▸ Your goal: Using the entries that follow, collect the lines where the word "relative" appears.

== == ==

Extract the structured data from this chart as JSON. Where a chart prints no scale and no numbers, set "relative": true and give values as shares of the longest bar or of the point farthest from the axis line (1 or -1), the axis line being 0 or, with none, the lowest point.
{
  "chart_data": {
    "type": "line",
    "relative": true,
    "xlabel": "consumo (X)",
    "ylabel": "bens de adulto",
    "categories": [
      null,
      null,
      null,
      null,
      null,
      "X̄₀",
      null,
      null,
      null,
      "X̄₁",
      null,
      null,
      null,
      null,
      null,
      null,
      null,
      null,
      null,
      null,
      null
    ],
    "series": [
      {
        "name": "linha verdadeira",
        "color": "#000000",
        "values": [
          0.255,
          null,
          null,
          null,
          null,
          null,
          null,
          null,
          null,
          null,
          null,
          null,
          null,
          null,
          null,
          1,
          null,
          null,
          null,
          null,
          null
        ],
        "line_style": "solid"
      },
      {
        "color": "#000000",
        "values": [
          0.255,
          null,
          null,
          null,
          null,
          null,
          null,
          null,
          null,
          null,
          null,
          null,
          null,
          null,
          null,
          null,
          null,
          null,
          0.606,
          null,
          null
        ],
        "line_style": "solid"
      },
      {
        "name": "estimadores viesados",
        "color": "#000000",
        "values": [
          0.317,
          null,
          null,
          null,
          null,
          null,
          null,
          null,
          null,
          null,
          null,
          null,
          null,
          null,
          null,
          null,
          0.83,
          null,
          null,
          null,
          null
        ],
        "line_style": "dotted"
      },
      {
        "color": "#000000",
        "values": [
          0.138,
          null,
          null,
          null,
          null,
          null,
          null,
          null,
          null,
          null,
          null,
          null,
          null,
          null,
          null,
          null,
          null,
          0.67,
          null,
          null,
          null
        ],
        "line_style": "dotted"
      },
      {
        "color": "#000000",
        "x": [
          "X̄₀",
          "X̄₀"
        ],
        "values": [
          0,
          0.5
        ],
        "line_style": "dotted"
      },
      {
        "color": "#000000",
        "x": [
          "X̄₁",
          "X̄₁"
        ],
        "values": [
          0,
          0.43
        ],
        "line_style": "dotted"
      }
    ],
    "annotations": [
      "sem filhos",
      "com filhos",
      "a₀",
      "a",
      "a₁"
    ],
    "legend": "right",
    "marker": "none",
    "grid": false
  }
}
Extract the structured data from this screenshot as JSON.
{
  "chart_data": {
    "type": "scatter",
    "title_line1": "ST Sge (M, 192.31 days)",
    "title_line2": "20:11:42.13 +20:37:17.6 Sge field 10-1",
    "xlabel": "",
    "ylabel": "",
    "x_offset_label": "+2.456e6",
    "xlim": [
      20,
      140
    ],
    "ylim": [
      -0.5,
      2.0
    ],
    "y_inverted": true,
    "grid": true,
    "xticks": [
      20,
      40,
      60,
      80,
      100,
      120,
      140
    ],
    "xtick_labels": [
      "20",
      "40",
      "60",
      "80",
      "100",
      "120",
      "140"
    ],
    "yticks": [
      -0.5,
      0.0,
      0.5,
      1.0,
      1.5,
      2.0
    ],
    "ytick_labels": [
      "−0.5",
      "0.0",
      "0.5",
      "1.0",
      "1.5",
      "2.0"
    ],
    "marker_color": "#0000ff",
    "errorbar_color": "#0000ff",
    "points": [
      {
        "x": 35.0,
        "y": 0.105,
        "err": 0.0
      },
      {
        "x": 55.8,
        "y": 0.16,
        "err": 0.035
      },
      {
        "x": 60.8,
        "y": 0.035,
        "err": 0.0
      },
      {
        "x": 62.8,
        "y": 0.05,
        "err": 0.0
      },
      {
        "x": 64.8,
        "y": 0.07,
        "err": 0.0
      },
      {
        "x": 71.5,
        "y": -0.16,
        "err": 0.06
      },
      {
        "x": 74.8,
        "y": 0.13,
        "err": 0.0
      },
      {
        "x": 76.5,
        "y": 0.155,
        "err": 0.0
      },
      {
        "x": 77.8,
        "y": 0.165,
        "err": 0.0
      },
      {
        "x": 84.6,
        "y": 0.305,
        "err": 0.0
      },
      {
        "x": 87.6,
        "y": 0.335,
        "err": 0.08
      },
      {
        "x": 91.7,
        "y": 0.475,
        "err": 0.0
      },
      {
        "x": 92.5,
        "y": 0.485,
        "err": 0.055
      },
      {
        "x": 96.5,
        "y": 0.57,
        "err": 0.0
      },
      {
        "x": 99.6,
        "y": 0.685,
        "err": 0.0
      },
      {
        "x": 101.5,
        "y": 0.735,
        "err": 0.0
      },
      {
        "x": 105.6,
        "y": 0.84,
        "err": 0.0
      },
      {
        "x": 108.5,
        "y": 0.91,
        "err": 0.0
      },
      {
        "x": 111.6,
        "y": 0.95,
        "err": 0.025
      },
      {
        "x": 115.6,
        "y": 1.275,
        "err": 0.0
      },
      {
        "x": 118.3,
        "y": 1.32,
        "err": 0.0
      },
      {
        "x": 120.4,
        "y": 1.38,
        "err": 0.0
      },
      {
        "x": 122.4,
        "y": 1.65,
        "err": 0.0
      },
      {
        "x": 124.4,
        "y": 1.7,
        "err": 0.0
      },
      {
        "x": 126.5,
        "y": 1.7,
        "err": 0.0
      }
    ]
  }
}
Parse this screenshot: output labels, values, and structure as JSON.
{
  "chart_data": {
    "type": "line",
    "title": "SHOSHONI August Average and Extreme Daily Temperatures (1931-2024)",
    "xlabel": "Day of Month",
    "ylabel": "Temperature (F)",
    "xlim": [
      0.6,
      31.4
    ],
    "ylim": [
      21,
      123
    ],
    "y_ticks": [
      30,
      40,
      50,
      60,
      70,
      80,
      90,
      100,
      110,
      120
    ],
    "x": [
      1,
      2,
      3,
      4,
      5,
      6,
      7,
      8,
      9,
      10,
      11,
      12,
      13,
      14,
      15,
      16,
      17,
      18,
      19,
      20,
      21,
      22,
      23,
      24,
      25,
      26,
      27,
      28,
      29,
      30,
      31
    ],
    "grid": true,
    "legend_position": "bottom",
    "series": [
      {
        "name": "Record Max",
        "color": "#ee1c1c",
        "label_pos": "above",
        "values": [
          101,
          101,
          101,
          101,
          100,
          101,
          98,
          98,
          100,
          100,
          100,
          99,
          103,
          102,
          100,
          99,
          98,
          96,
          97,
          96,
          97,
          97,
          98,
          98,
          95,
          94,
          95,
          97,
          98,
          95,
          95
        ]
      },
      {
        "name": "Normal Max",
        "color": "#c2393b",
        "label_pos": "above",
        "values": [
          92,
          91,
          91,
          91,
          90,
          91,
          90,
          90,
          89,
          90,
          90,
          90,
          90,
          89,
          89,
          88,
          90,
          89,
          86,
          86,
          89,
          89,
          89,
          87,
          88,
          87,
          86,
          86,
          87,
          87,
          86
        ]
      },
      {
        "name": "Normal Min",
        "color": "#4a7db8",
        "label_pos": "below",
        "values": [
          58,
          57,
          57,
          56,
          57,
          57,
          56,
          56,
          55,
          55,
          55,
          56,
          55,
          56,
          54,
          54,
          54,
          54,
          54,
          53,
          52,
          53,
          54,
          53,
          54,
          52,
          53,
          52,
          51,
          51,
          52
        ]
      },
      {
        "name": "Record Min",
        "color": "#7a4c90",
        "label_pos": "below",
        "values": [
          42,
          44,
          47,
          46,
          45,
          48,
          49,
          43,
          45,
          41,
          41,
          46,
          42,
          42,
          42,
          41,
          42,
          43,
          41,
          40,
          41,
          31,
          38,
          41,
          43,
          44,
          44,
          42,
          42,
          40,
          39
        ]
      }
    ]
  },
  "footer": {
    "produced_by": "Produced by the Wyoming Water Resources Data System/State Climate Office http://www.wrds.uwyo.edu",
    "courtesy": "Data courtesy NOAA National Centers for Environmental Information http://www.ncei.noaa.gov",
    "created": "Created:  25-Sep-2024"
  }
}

== == ==

▸ Task solution:
Extract the structured data from this chart as JSON. Where a chart prints no scale and no numbers, set "relative": true and give values as shares of the longest bar or of the point farthest from the axis line (1 or -1), the axis line being 0 or, with none, the lowest point.
    "relative": true,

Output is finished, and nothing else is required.